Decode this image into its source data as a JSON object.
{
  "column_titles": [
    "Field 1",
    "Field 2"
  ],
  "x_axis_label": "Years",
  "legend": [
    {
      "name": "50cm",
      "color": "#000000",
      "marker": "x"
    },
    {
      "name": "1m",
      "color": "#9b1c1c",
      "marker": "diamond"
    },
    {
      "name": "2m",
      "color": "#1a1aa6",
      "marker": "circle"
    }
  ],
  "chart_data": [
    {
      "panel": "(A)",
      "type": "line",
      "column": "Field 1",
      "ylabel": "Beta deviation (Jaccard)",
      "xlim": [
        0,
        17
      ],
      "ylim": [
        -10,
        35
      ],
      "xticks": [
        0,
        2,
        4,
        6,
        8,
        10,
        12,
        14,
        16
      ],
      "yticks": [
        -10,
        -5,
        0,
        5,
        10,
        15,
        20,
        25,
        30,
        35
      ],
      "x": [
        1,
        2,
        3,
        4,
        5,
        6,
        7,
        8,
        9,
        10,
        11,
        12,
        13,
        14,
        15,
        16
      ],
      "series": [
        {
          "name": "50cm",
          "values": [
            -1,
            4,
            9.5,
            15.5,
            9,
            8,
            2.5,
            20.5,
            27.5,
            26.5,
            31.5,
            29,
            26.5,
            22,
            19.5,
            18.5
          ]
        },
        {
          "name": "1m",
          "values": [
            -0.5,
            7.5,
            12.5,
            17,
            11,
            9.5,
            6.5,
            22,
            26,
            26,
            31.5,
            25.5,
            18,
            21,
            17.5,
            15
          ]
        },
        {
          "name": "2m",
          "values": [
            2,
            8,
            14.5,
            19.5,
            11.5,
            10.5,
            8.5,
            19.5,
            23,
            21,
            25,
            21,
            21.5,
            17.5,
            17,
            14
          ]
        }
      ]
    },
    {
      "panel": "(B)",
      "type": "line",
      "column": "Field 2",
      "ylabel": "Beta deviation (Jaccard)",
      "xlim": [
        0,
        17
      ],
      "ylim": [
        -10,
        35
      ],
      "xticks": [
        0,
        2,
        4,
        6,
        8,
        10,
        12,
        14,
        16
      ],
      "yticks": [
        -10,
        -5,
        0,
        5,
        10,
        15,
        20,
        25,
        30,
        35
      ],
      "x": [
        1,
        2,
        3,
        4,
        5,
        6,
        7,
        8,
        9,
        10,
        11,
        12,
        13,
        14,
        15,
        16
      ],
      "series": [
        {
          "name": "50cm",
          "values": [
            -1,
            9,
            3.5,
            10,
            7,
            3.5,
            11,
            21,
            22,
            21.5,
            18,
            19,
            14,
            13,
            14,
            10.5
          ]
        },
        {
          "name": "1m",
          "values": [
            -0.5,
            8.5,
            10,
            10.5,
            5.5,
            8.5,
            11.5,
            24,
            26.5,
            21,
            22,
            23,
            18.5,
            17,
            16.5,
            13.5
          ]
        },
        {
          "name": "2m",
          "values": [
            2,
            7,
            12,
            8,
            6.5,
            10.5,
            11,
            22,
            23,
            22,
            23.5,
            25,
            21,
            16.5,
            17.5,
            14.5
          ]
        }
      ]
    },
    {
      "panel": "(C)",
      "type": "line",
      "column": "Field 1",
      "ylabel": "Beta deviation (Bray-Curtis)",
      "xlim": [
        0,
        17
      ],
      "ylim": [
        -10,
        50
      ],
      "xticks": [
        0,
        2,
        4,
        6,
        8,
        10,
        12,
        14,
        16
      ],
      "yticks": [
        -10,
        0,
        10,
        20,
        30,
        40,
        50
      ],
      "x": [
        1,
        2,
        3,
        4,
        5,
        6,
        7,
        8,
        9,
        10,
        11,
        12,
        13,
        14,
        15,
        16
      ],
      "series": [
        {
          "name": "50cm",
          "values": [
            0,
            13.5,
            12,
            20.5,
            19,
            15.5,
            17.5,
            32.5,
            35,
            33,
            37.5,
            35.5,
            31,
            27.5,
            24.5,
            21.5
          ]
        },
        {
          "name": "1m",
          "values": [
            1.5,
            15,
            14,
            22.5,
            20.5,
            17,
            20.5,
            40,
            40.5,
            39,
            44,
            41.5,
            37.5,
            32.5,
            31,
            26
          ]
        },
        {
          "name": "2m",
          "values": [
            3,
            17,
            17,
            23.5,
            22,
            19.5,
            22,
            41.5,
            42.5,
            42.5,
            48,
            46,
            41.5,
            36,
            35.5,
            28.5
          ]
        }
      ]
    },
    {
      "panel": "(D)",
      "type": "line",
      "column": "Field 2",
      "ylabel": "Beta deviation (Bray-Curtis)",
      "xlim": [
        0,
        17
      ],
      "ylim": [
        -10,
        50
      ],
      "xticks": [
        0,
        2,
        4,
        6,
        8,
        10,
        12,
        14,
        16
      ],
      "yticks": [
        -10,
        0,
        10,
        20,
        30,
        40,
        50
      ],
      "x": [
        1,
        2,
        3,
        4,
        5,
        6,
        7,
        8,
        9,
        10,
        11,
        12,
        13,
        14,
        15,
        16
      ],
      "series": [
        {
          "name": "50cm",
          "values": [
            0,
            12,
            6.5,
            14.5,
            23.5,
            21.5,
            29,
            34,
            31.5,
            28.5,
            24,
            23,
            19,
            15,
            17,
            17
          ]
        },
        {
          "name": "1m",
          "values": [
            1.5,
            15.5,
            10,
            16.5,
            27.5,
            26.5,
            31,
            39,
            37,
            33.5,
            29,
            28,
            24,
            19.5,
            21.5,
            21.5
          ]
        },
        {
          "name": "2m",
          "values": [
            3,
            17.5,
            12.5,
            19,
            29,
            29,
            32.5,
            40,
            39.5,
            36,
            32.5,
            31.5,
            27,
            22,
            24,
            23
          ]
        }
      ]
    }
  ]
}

**The exercise:** Copy down the material exactly as written.

**Result for this exercise:**
Decode this image into its source data as a JSON object.
{
  "column_titles": [
    "Field 1",
    "Field 2"
  ],
  "x_axis_label": "Years",
  "legend": [
    {
      "name": "50cm",
      "color": "#000000",
      "marker": "x"
    },
    {
      "name": "1m",
      "color": "#9b1c1c",
      "marker": "diamond"
    },
    {
      "name": "2m",
      "color": "#1a1aa6",
      "marker": "circle"
    }
  ],
  "chart_data": [
    {
      "panel": "(A)",
      "type": "line",
      "column": "Field 1",
      "ylabel": "Beta deviation (Jaccard)",
      "xlim": [
        0,
        17
      ],
      "ylim": [
        -10,
        35
      ],
      "xticks": [
        0,
        2,
        4,
        6,
        8,
        10,
        12,
        14,
        16
      ],
      "yticks": [
        -10,
        -5,
        0,
        5,
        10,
        15,
        20,
        25,
        30,
        35
      ],
      "x": [
        1,
        2,
        3,
        4,
        5,
        6,
        7,
        8,
        9,
        10,
        11,
        12,
        13,
        14,
        15,
        16
      ],
      "series": [
        {
          "name": "50cm",
          "values": [
            -1,
            4,
            9.5,
            15.5,
            9,
            8,
            2.5,
            20.5,
            27.5,
            26.5,
            31.5,
            29,
            26.5,
            22,
            19.5,
            18.5
          ]
        },
        {
          "name": "1m",
          "values": [
            -0.5,
            7.5,
            12.5,
            17,
            11,
            9.5,
            6.5,
            22,
            26,
            26,
            31.5,
            25.5,
            18,
            21,
            17.5,
            15
          ]
        },
        {
          "name": "2m",
          "values": [
            2,
            8,
            14.5,
            19.5,
            11.5,
            10.5,
            8.5,
            19.5,
            23,
            21,
            25,
            21,
            21.5,
            17.5,
            17,
            14
          ]
        }
      ]
    },
    {
      "panel": "(B)",
      "type": "line",
      "column": "Field 2",
      "ylabel": "Beta deviation (Jaccard)",
      "xlim": [
        0,
        17
      ],
      "ylim": [
        -10,
        35
      ],
      "xticks": [
        0,
        2,
        4,
        6,
        8,
        10,
        12,
        14,
        16
      ],
      "yticks": [
        -10,
        -5,
        0,
        5,
        10,
        15,
        20,
        25,
        30,
        35
      ],
      "x": [
        1,
        2,
        3,
        4,
        5,
        6,
        7,
        8,
        9,
        10,
        11,
        12,
        13,
        14,
        15,
        16
      ],
      "series": [
        {
          "name": "50cm",
          "values": [
            -1,
            9,
            3.5,
            10,
            7,
            3.5,
            11,
            21,
            22,
            21.5,
            18,
            19,
            14,
            13,
            14,
            10.5
          ]
        },
        {
          "name": "1m",
          "values": [
            -0.5,
            8.5,
            10,
            10.5,
            5.5,
            8.5,
            11.5,
            24,
            26.5,
            21,
            22,
            23,
            18.5,
            17,
            16.5,
            13.5
          ]
        },
        {
          "name": "2m",
          "values": [
            2,
            7,
            12,
            8,
            6.5,
            10.5,
            11,
            22,
            23,
            22,
            23.5,
            25,
            21,
            16.5,
            17.5,
            14.5
          ]
        }
      ]
    },
    {
      "panel": "(C)",
      "type": "line",
      "column": "Field 1",
      "ylabel": "Beta deviation (Bray-Curtis)",
      "xlim": [
        0,
        17
      ],
      "ylim": [
        -10,
        50
      ],
      "xticks": [
        0,
        2,
        4,
        6,
        8,
        10,
        12,
        14,
        16
      ],
      "yticks": [
        -10,
        0,
        10,
        20,
        30,
        40,
        50
      ],
      "x": [
        1,
        2,
        3,
        4,
        5,
        6,
        7,
        8,
        9,
        10,
        11,
        12,
        13,
        14,
        15,
        16
      ],
      "series": [
        {
          "name": "50cm",
          "values": [
            0,
            13.5,
            12,
            20.5,
            19,
            15.5,
            17.5,
            32.5,
            35,
            33,
            37.5,
            35.5,
            31,
            27.5,
            24.5,
            21.5
          ]
        },
        {
          "name": "1m",
          "values": [
            1.5,
            15,
            14,
            22.5,
            20.5,
            17,
            20.5,
            40,
            40.5,
            39,
            44,
            41.5,
            37.5,
            32.5,
            31,
            26
          ]
        },
        {
          "name": "2m",
          "values": [
            3,
            17,
            17,
            23.5,
            22,
            19.5,
            22,
            41.5,
            42.5,
            42.5,
            48,
            46,
            41.5,
            36,
            35.5,
            28.5
          ]
        }
      ]
    },
    {
      "panel": "(D)",
      "type": "line",
      "column": "Field 2",
      "ylabel": "Beta deviation (Bray-Curtis)",
      "xlim": [
        0,
        17
      ],
      "ylim": [
        -10,
        50
      ],
      "xticks": [
        0,
        2,
        4,
        6,
        8,
        10,
        12,
        14,
        16
      ],
      "yticks": [
        -10,
        0,
        10,
        20,
        30,
        40,
        50
      ],
      "x": [
        1,
        2,
        3,
        4,
        5,
        6,
        7,
        8,
        9,
        10,
        11,
        12,
        13,
        14,
        15,
        16
      ],
      "series": [
        {
          "name": "50cm",
          "values": [
            0,
            12,
            6.5,
            14.5,
            23.5,
            21.5,
            29,
            34,
            31.5,
            28.5,
            24,
            23,
            19,
            15,
            17,
            17
          ]
        },
        {
          "name": "1m",
          "values": [
            1.5,
            15.5,
            10,
            16.5,
            27.5,
            26.5,
            31,
            39,
            37,
            33.5,
            29,
            28,
            24,
            19.5,
            21.5,
            21.5
          ]
        },
        {
          "name": "2m",
          "values": [
            3,
            17.5,
            12.5,
            19,
            29,
            29,
            32.5,
            40,
            39.5,
            36,
            32.5,
            31.5,
            27,
            22,
            24,
            23
          ]
        }
      ]
    }
  ]
}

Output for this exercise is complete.